*Do this*
Check each line of the listing for the string "JSON", then state how many lines have it. Only the number is wanted.

*Records provided*

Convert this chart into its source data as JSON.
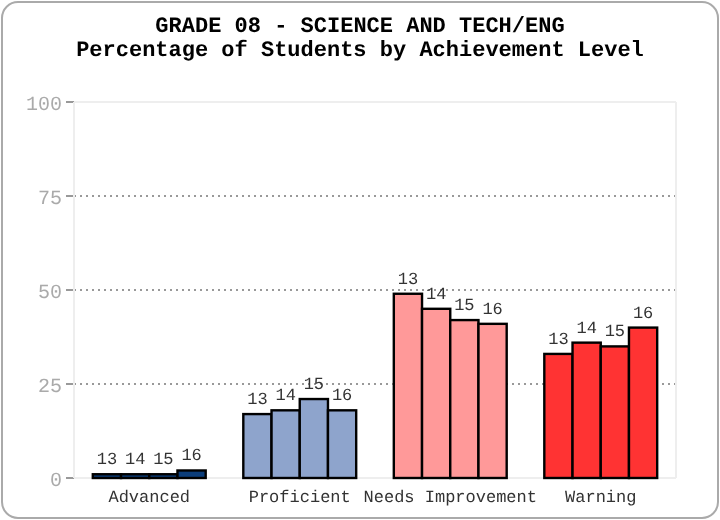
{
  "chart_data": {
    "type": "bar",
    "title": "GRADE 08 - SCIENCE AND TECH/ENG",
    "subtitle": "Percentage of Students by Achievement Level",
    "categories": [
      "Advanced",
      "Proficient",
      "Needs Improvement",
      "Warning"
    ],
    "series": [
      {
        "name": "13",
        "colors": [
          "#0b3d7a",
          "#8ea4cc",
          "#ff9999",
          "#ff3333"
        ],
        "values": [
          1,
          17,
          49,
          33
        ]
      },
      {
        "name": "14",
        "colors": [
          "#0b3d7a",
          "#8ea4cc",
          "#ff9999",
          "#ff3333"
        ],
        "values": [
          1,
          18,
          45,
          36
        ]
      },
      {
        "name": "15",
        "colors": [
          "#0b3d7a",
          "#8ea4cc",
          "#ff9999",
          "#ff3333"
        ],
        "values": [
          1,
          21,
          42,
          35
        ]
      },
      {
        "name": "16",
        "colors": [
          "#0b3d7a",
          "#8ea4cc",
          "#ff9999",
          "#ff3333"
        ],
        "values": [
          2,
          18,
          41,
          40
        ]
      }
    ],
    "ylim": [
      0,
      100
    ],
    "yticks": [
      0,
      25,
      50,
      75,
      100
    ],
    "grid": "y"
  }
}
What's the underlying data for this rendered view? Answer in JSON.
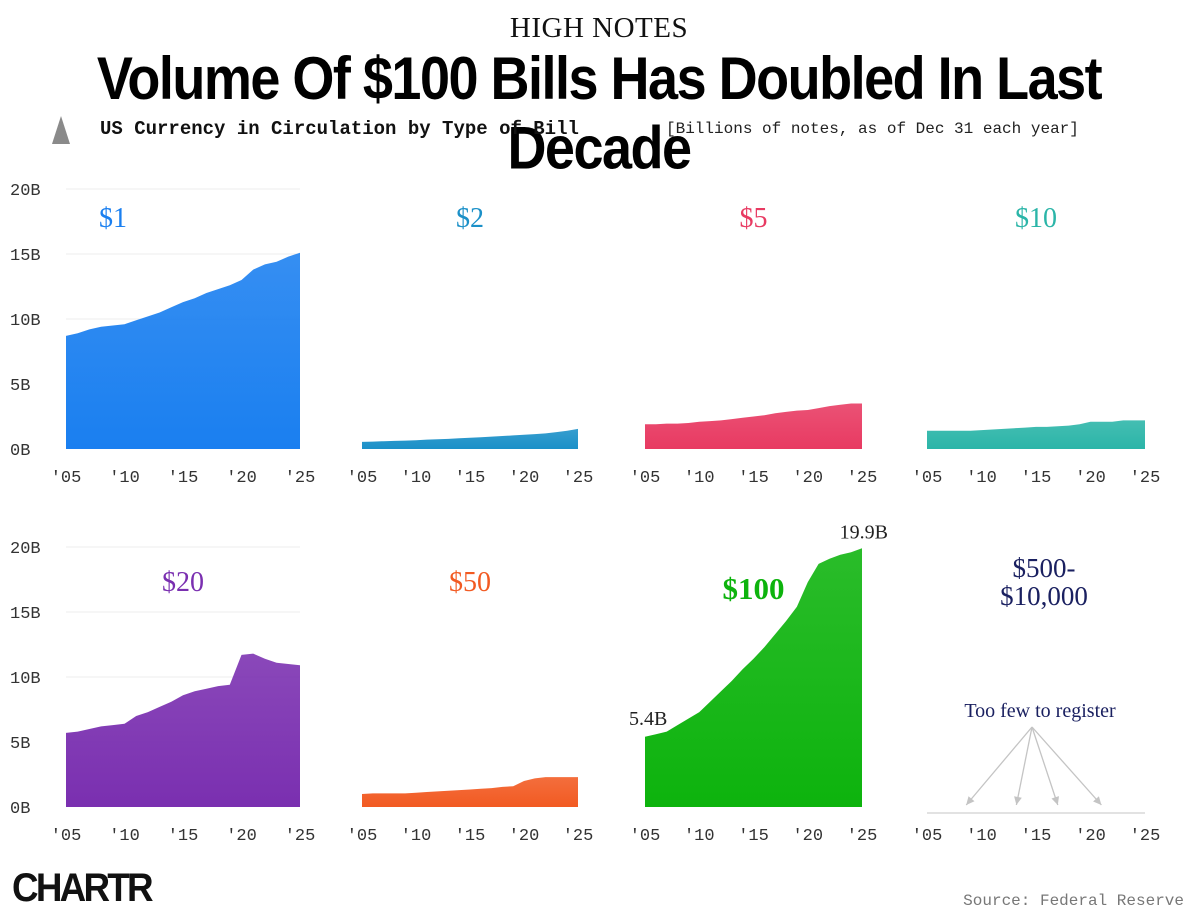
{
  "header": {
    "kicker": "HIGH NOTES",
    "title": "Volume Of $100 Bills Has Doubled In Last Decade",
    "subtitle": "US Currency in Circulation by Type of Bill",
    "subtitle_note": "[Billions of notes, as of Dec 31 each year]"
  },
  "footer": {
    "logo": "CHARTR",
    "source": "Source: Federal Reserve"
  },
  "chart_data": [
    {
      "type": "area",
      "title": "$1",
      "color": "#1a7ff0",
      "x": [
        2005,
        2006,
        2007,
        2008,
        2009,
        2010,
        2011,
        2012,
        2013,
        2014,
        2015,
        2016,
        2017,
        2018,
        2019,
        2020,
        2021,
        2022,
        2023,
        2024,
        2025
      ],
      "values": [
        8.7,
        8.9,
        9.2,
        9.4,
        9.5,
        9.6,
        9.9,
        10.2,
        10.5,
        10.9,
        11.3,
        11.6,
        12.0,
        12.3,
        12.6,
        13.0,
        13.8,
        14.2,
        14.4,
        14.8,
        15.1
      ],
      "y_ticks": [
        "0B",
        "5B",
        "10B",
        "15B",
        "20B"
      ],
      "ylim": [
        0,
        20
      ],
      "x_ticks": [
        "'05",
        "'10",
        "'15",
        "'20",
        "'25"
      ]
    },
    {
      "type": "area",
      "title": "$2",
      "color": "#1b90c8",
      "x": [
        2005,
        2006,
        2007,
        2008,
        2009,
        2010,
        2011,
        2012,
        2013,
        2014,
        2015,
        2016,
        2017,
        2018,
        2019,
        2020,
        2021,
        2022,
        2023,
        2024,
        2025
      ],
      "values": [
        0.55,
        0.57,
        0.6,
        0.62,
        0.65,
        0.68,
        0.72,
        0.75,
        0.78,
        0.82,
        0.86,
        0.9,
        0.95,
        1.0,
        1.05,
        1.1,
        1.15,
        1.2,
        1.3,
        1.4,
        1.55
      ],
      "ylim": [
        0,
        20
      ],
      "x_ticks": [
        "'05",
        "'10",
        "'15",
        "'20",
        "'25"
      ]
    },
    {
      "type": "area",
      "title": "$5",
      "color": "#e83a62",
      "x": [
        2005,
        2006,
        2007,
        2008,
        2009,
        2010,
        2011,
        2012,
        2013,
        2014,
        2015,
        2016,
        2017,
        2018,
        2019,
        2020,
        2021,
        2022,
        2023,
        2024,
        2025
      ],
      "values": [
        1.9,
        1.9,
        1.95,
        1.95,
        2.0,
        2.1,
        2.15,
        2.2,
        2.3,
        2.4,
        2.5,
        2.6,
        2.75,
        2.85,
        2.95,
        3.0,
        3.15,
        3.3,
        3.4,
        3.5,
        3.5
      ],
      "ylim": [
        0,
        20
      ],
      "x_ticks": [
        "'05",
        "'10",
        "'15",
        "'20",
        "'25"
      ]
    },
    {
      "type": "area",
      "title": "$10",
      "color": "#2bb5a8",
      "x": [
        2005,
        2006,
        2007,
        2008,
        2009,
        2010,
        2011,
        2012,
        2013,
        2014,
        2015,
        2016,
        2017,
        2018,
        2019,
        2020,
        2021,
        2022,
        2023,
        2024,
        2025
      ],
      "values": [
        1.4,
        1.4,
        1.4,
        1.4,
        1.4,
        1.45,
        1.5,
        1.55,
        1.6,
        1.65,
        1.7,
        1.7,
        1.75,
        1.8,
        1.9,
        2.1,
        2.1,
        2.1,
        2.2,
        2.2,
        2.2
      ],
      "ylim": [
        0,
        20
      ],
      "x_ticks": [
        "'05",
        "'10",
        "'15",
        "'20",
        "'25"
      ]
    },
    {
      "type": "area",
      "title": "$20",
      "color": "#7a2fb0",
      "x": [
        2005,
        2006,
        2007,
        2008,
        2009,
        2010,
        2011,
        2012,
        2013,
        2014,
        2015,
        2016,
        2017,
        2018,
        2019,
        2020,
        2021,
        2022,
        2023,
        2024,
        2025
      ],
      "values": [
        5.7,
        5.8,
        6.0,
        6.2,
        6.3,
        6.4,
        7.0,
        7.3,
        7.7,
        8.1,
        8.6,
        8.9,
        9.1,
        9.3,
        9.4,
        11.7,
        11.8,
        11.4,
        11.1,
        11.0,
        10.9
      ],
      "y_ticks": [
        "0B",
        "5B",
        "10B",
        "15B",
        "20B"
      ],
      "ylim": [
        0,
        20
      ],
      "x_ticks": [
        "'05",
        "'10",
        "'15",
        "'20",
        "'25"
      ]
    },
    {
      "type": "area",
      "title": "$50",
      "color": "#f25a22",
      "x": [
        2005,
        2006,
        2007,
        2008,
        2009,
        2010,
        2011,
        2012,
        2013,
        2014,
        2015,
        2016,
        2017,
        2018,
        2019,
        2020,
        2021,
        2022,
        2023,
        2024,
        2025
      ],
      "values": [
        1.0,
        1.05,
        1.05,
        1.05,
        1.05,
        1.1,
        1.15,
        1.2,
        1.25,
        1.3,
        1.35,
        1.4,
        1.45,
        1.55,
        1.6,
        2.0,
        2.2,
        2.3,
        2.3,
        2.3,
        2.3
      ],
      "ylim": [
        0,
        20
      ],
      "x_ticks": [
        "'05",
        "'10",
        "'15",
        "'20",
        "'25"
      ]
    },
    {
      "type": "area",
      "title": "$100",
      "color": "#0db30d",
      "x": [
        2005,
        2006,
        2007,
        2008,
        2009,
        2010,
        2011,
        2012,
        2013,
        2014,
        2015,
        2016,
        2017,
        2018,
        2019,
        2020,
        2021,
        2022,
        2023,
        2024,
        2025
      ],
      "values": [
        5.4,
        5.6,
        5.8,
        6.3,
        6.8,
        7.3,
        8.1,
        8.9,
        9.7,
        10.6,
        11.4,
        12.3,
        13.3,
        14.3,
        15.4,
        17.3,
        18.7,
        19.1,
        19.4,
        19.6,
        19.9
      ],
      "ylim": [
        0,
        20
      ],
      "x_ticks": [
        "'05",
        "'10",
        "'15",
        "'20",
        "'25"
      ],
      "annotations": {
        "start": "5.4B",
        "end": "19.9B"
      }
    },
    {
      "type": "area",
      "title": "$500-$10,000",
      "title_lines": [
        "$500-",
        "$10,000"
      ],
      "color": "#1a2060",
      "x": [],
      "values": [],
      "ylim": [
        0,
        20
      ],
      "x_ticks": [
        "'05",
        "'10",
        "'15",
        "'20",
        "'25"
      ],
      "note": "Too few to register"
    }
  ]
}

*Result for this exercise*
2